読む文章
☆ ☆ ☆ ☆

ホテルもお客さんも暖かい 「ほてる木の芽坂」恒例の劇団戸田公演を観劇
ホテルもお客さんも暖かい 「ほてる木の芽坂」恒例の劇団戸田公演を観劇
新潟県六日町にある「ほてる木の芽坂」ではここ数年、年に1ヶ月間「劇団戸田」を招いて大衆演劇公演を行っています。

東京から六日町に行くには、上越新幹線で越後湯沢まで行き、そこから上越線に乗り換えます。
六日町の街中にある案内標識には以下のように書かれています。
「六日町は、長尾政景侯の居城である坂戸城の城下町として、また三国街道と清水街道の分岐点の宿場町として栄えてきました。
豊かな自然がおりなす四季それぞれの表情。湯景豊富な温泉、こまやかな人情、活気あふれる町の息吹は訪れる皆さんの魂をとらえてはなさないでしょう」

六日町の中心市街地は駅の東側に広がっています。
ほてる木の芽坂はこちらとは逆の駅の西側にあります。

六日町駅西口

駅から西へまっすぐ伸びている道路を進みます。

左前方にほてる木の芽坂の建物が見えてきました。
駅から10分かからなかったかと思います。

ほてる木の芽坂の前の道路から六日町駅の方(東方)を眺めました。
市街地の向こうに坂戸城があった坂戸山が見えます。

ほてる木の芽坂は大きなホテルなので近づくと写真一枚にはおさまらない。
奥の建物の下に入口が見えます。

入口に入ると広いロビー。実はここは2階です。
フロントで受付をします。

劇団戸田のポスターが貼ってありました

フロントのひとつ上の階の3階に公演会場があります。
靴は公演会場入口で脱いでビニール袋に入れて持参します。
基本は低い長机の席ですが、後ろの方にはテーブル席もあります。
座椅子は無料で借りられます。押入れ?の中に入っています。

舞台

花道も作ってあります

会場の後方にはお茶セットコーナー
着席するとスタッフがここでお茶を入れてテーブルに持ってきてくれました。
観劇+入浴コース 2,000円
観劇+入浴+食事コース 3,500円
の2つのコースがあります。
私は食事付きコースにしました。
10:00 開場
12:00 食事
13:00 開演
となっています。
私は早めに着きましたので食事時間までにお風呂に入ることにします。

公演会場にタオルの用意がありました。
お風呂は1階です。
広い浴場で温泉を楽しむ。
私の好きな低温浴槽があるのがうれしい。
ぬる湯の温泉に頭からっぽにして長く浸かるのはとても気持ちいい。

☆ ☆ ☆ ☆

一覧の内容
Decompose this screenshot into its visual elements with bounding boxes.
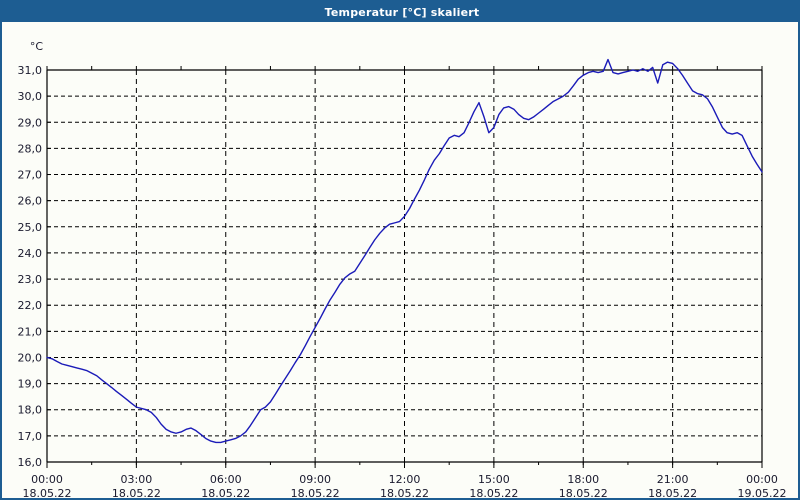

☆ ☆ ☆ ☆

課題
ほてる木の芽坂での観劇と入浴をつづった文章を、その最後の文の後から書き継いでください。

回答
時間になると演芸場のテーブルに食事が運ばれます。
13時に公演が始まりました。
第一部お芝居。
その後口上挨拶。私の近くにいたお客さんが劇団が販売するお菓子を買いました。お菓子の袋を開けて、食べないかと私に声をかけてきました。こういう素朴な人と人との触れ合いは一人旅にはうれしくなります。
休憩の後、第二部舞踊ショー

舞踊ショーの様子
ほてる木の芽坂での公演を任されているのは劇団戸田。
戸田ゆかり座長について、「大衆演劇・座長名鑑2003」に掲載されていたアンケート回答から一部抜粋します。
役者になったきっかけ・・・両親がやっていて自然の流れで、好きで出ていた。
初舞台・・・2歳8ヶ月のとき。踊りで。
劇団名の由来・・・父の師匠から頂いた名前をそのまま使った。当時は「戸田劇団」でした。一時、親子3人で「戸田ゆかりショー」でまわっていたが、13年前に再結成し、「劇団戸田」になった。
一番大切なもの・・・家族
一番ほしいもの・・・劇団員
今後の抱負・・・とにかく細々でも生き残りたい。一生懸命やっていれば何とかなる!がんばるぞ!
お客様へのメッセージ・・・小さな小さな劇団ですが、是非、観にきてください。元気だけは、おわけできると思います。よろしくお願いします。
15年前のアンケートではありますが、ゆかり座長の人となりがよくわかります。
このアンケートの後に次女が生まれました。
劇団戸田は家族5人を中心とするファミリー劇団として活動していました。
座長・太夫元・妻:戸田ゆかり
副座長・夫:戸田敬次郎
長女:戸田凛(元戸田あゆみ)
長男:戸田ゆうた
次女:戸田ももみ
しかしこの小さな劇団に試練が訪れます。
2011年1月に副座長であり夫であり子供たちの父親の戸田敬次郎が病のために亡くなりました。
それから2ヶ月も経たないうちに、劇団戸田は公演先の岩手県で被災します。
2011年3月11日あの東日本大震災の日、岩手県内の海に面したホテルでの公演中に地震が発生しました。お客さんと劇団員は避難したものの、津波はホテルの2階まで浸水し、地下1階の演劇場は壊滅。劇団の衣装や鬘や道具もやられました。その後数日かけて劇団はなんとか地元の愛知までたどり着きます。(その様子は戸田ゆかり座長のブログの日記に綴られています。瓦礫の中から取り出した演劇道具が後日愛知に届き、子供たちがお父さんに買ってもらった物を一生懸命探して見つけてうれしそうな顔をする、というくだりが印象的でした)
2016年4月熊本地震が発生しました。なんとこの時も劇団戸田は熊本県で公演していたのです。
被害が大きい地域ではなかったようですが、不安な日々を過ごしたことでしょう。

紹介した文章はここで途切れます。